**Record set:**
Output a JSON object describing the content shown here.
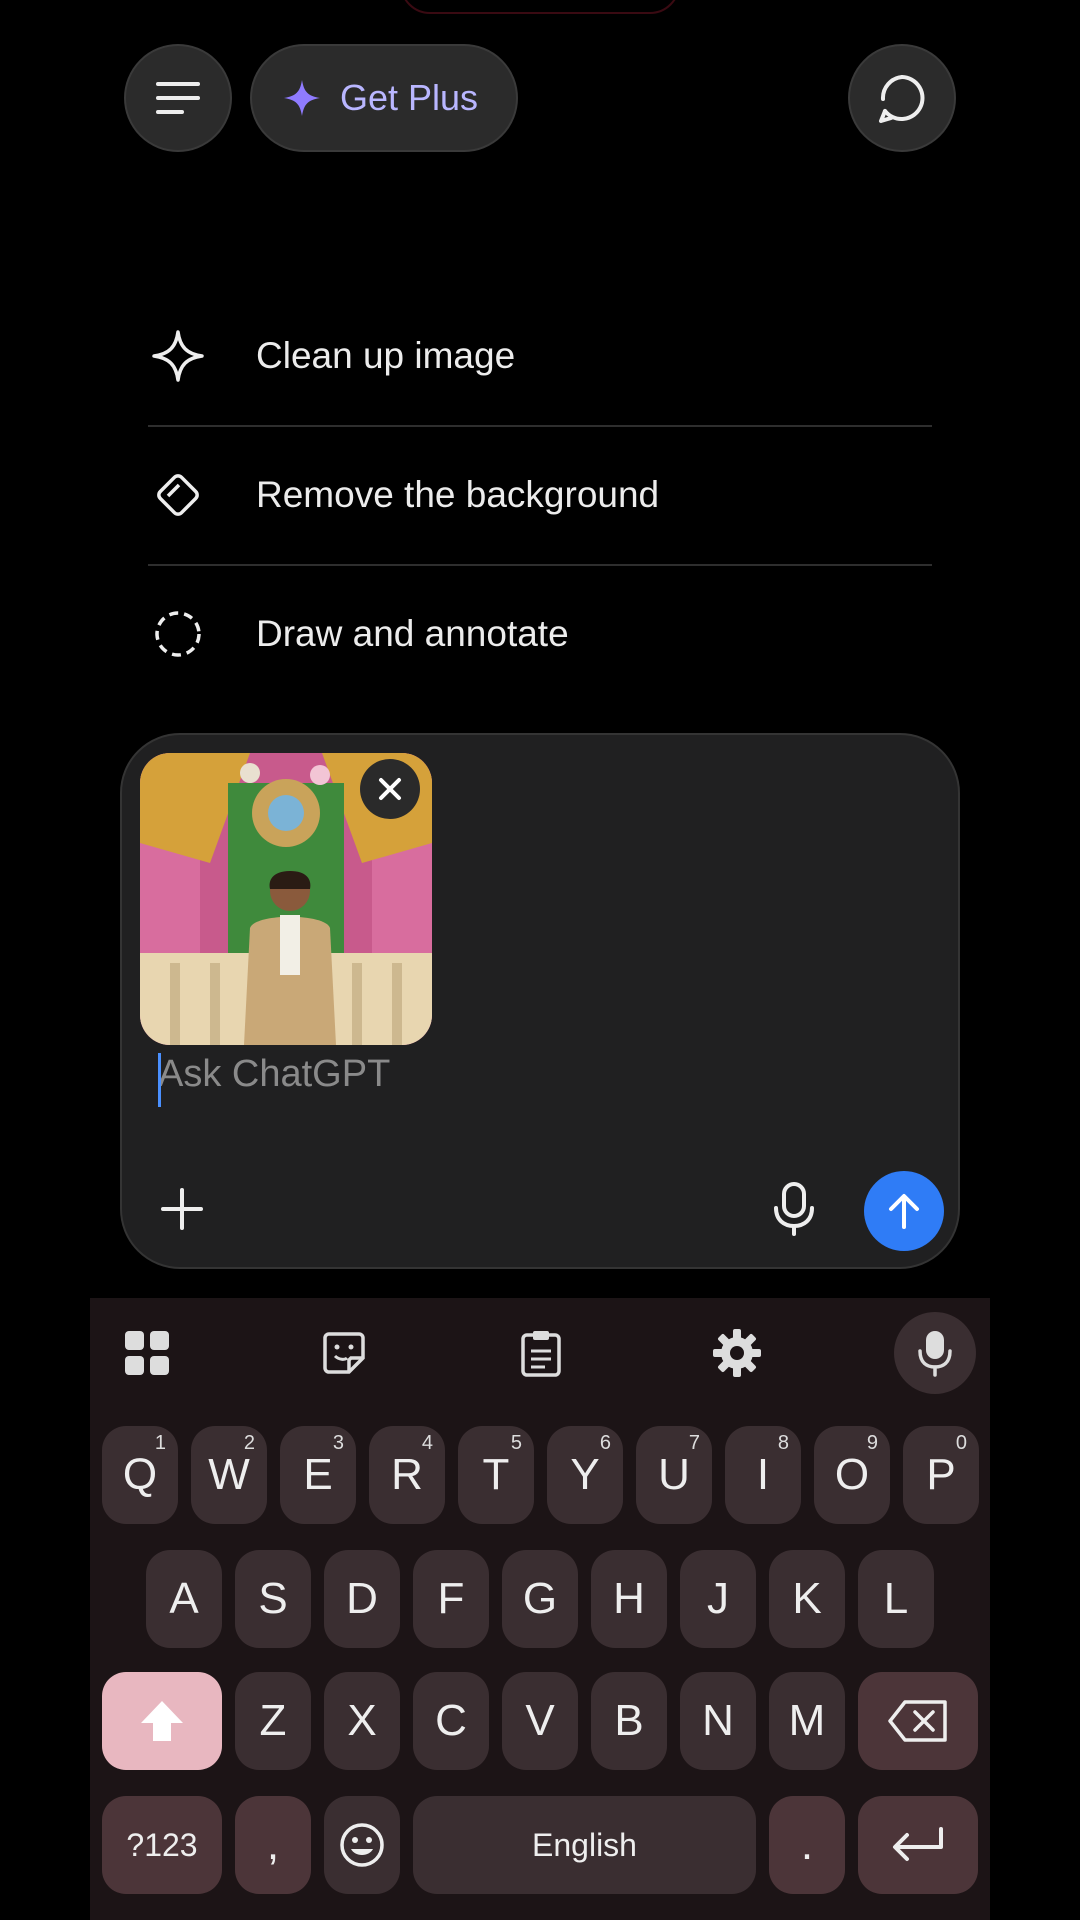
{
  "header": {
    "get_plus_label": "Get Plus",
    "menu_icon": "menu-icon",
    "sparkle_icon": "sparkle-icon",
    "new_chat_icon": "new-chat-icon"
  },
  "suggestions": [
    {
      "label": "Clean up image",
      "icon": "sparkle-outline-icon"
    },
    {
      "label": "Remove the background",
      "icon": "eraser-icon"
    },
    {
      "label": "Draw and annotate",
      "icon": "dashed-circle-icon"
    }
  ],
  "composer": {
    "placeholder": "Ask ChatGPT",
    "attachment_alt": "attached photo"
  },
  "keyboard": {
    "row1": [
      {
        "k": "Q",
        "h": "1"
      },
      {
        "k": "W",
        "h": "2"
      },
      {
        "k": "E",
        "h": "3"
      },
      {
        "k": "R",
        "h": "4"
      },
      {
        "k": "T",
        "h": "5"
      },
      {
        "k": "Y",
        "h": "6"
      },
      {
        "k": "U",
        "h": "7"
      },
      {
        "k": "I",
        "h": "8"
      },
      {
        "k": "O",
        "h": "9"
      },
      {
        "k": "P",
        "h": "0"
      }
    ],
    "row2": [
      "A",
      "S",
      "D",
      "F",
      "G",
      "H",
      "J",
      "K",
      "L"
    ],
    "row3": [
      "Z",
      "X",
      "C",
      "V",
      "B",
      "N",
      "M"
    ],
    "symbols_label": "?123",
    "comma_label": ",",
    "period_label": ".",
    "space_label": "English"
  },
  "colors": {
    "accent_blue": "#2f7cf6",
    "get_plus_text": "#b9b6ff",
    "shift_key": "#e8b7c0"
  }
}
* * *
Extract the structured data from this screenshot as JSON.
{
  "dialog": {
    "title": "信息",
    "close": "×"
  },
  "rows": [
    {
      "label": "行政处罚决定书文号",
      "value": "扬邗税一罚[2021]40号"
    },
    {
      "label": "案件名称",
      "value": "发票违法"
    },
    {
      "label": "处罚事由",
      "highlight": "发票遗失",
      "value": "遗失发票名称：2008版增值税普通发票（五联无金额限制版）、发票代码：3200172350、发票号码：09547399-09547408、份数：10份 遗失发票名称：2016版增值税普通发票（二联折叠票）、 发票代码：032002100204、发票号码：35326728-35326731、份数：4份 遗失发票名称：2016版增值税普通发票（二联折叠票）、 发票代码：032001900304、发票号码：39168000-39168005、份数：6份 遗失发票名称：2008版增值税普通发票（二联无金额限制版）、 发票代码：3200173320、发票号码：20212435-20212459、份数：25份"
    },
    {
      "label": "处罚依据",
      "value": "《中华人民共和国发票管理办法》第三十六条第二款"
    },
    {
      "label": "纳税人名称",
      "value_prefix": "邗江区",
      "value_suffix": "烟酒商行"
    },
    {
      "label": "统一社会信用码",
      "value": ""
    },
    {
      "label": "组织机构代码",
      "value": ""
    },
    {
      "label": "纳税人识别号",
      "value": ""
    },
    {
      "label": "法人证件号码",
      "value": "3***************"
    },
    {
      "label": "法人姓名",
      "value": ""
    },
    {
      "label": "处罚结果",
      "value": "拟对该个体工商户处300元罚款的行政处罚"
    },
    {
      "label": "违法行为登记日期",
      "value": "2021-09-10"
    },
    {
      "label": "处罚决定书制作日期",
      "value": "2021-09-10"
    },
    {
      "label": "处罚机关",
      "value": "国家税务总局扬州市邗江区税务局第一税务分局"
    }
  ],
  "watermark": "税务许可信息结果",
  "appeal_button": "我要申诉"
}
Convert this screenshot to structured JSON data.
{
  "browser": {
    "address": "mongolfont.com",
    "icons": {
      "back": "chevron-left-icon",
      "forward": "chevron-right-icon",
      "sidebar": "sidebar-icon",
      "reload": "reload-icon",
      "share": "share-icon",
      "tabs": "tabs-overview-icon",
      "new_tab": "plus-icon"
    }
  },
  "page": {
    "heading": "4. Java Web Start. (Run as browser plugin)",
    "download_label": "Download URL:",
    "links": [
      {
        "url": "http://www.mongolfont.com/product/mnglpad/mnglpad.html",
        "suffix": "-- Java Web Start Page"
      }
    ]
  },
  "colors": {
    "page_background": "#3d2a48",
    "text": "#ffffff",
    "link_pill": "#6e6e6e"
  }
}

**What is required:**
Count the lines in the records above that contain the word "this", and give only that number.

**Task output:**
2